:: DATASET ENTRIES ::

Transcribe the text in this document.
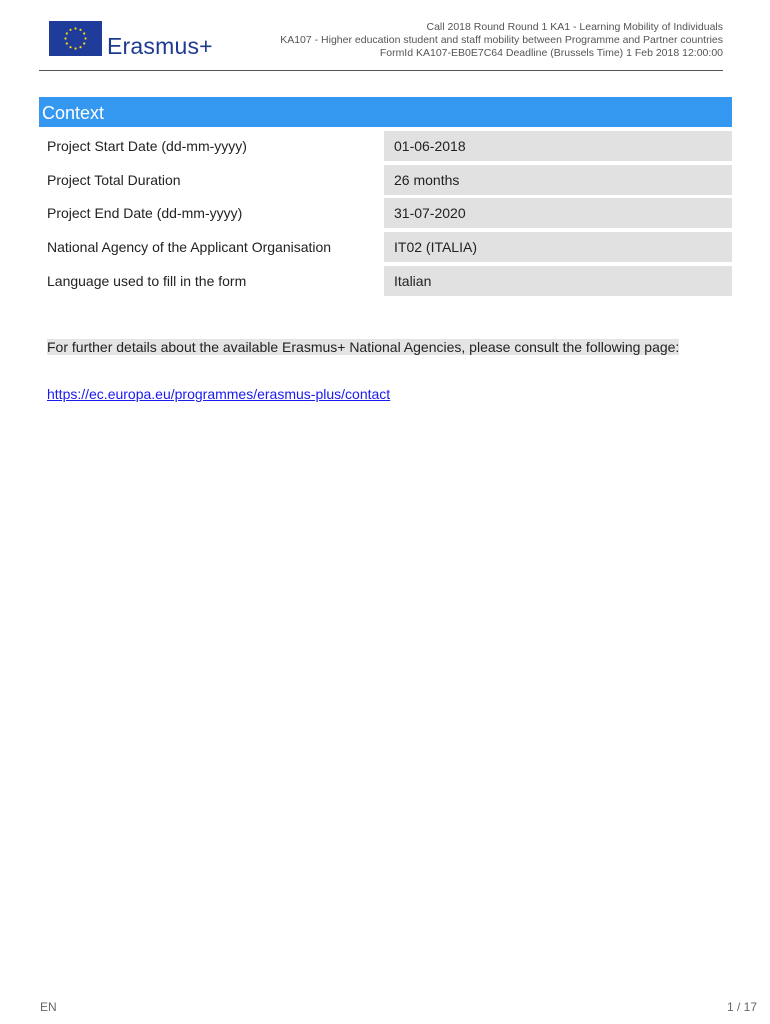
Erasmus+
Call 2018 Round Round 1 KA1 - Learning Mobility of Individuals
KA107 - Higher education student and staff mobility between Programme and Partner countries
FormId KA107-EB0E7C64 Deadline (Brussels Time) 1 Feb 2018 12:00:00
Context
Project Start Date (dd-mm-yyyy)	01-06-2018
Project Total Duration	26 months
Project End Date (dd-mm-yyyy)	31-07-2020
National Agency of the Applicant Organisation	IT02 (ITALIA)
Language used to fill in the form	Italian
For further details about the available Erasmus+ National Agencies, please consult the following page:
https://ec.europa.eu/programmes/erasmus-plus/contact
EN	1 / 17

:::

_EXERCISE REQUIREMENTS:_
Make a verbatim copy of all the entries and strip out the pictures.

_EXERCISE RESPONSE:_
Transcribe the text in this document.
Erasmus+
Call 2018 Round Round 1 KA1 - Learning Mobility of Individuals
KA107 - Higher education student and staff mobility between Programme and Partner countries
FormId KA107-EB0E7C64 Deadline (Brussels Time) 1 Feb 2018 12:00:00
Context
Project Start Date (dd-mm-yyyy)	01-06-2018
Project Total Duration	26 months
Project End Date (dd-mm-yyyy)	31-07-2020
National Agency of the Applicant Organisation	IT02 (ITALIA)
Language used to fill in the form	Italian
For further details about the available Erasmus+ National Agencies, please consult the following page:
https://ec.europa.eu/programmes/erasmus-plus/contact
EN	1 / 17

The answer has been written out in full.